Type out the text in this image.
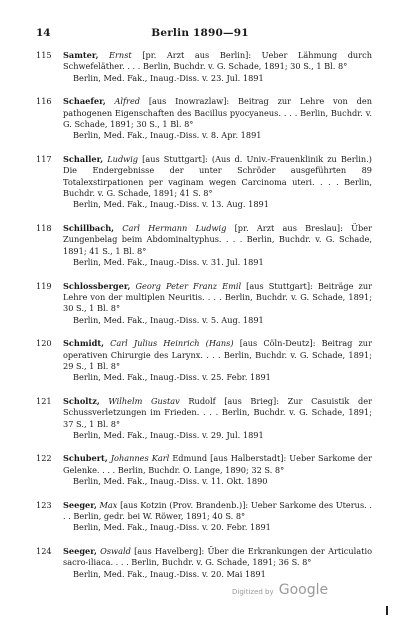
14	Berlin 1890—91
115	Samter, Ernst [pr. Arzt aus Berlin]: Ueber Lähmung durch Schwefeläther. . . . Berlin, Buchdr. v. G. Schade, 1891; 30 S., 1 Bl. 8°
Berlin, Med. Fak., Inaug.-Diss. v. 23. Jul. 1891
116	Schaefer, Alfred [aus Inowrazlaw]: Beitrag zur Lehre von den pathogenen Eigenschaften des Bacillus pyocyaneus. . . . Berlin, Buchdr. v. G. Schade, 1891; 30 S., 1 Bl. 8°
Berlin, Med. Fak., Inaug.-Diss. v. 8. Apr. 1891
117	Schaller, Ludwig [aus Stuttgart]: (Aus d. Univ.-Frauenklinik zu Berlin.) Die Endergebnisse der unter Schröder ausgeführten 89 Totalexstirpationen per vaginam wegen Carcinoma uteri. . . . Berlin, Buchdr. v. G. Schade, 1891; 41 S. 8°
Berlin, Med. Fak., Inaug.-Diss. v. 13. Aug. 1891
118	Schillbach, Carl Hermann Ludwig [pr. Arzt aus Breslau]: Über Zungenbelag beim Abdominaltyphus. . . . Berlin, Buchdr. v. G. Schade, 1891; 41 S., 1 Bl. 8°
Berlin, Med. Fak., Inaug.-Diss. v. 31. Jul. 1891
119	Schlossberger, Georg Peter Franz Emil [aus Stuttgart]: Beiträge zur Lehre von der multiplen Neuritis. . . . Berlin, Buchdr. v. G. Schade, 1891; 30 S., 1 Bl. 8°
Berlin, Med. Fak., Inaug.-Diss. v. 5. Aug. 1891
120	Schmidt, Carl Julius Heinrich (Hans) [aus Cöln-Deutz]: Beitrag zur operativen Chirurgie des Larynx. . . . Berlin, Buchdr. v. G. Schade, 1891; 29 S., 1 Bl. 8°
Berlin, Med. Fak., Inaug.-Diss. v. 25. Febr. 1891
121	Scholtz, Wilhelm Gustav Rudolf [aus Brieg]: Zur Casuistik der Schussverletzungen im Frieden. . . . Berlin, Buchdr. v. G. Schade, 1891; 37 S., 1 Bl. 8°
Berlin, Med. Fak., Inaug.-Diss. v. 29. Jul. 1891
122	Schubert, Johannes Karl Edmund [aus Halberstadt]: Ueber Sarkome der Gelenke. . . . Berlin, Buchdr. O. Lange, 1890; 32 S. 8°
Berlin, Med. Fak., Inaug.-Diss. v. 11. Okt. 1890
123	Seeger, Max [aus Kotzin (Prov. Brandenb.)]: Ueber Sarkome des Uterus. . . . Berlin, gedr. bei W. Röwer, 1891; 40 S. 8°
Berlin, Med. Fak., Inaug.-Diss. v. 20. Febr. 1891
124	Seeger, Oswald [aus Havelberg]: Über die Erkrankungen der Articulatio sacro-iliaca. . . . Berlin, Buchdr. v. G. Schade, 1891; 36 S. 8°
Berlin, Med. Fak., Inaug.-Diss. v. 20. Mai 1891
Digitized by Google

──────────────────────────────

Would you output the full listing exactly as it stands, minus the images?

§ Exercise answer
Type out the text in this image.
14	Berlin 1890—91
115	Samter, Ernst [pr. Arzt aus Berlin]: Ueber Lähmung durch Schwefeläther. . . . Berlin, Buchdr. v. G. Schade, 1891; 30 S., 1 Bl. 8°
Berlin, Med. Fak., Inaug.-Diss. v. 23. Jul. 1891
116	Schaefer, Alfred [aus Inowrazlaw]: Beitrag zur Lehre von den pathogenen Eigenschaften des Bacillus pyocyaneus. . . . Berlin, Buchdr. v. G. Schade, 1891; 30 S., 1 Bl. 8°
Berlin, Med. Fak., Inaug.-Diss. v. 8. Apr. 1891
117	Schaller, Ludwig [aus Stuttgart]: (Aus d. Univ.-Frauenklinik zu Berlin.) Die Endergebnisse der unter Schröder ausgeführten 89 Totalexstirpationen per vaginam wegen Carcinoma uteri. . . . Berlin, Buchdr. v. G. Schade, 1891; 41 S. 8°
Berlin, Med. Fak., Inaug.-Diss. v. 13. Aug. 1891
118	Schillbach, Carl Hermann Ludwig [pr. Arzt aus Breslau]: Über Zungenbelag beim Abdominaltyphus. . . . Berlin, Buchdr. v. G. Schade, 1891; 41 S., 1 Bl. 8°
Berlin, Med. Fak., Inaug.-Diss. v. 31. Jul. 1891
119	Schlossberger, Georg Peter Franz Emil [aus Stuttgart]: Beiträge zur Lehre von der multiplen Neuritis. . . . Berlin, Buchdr. v. G. Schade, 1891; 30 S., 1 Bl. 8°
Berlin, Med. Fak., Inaug.-Diss. v. 5. Aug. 1891
120	Schmidt, Carl Julius Heinrich (Hans) [aus Cöln-Deutz]: Beitrag zur operativen Chirurgie des Larynx. . . . Berlin, Buchdr. v. G. Schade, 1891; 29 S., 1 Bl. 8°
Berlin, Med. Fak., Inaug.-Diss. v. 25. Febr. 1891
121	Scholtz, Wilhelm Gustav Rudolf [aus Brieg]: Zur Casuistik der Schussverletzungen im Frieden. . . . Berlin, Buchdr. v. G. Schade, 1891; 37 S., 1 Bl. 8°
Berlin, Med. Fak., Inaug.-Diss. v. 29. Jul. 1891
122	Schubert, Johannes Karl Edmund [aus Halberstadt]: Ueber Sarkome der Gelenke. . . . Berlin, Buchdr. O. Lange, 1890; 32 S. 8°
Berlin, Med. Fak., Inaug.-Diss. v. 11. Okt. 1890
123	Seeger, Max [aus Kotzin (Prov. Brandenb.)]: Ueber Sarkome des Uterus. . . . Berlin, gedr. bei W. Röwer, 1891; 40 S. 8°
Berlin, Med. Fak., Inaug.-Diss. v. 20. Febr. 1891
124	Seeger, Oswald [aus Havelberg]: Über die Erkrankungen der Articulatio sacro-iliaca. . . . Berlin, Buchdr. v. G. Schade, 1891; 36 S. 8°
Berlin, Med. Fak., Inaug.-Diss. v. 20. Mai 1891
Digitized by Google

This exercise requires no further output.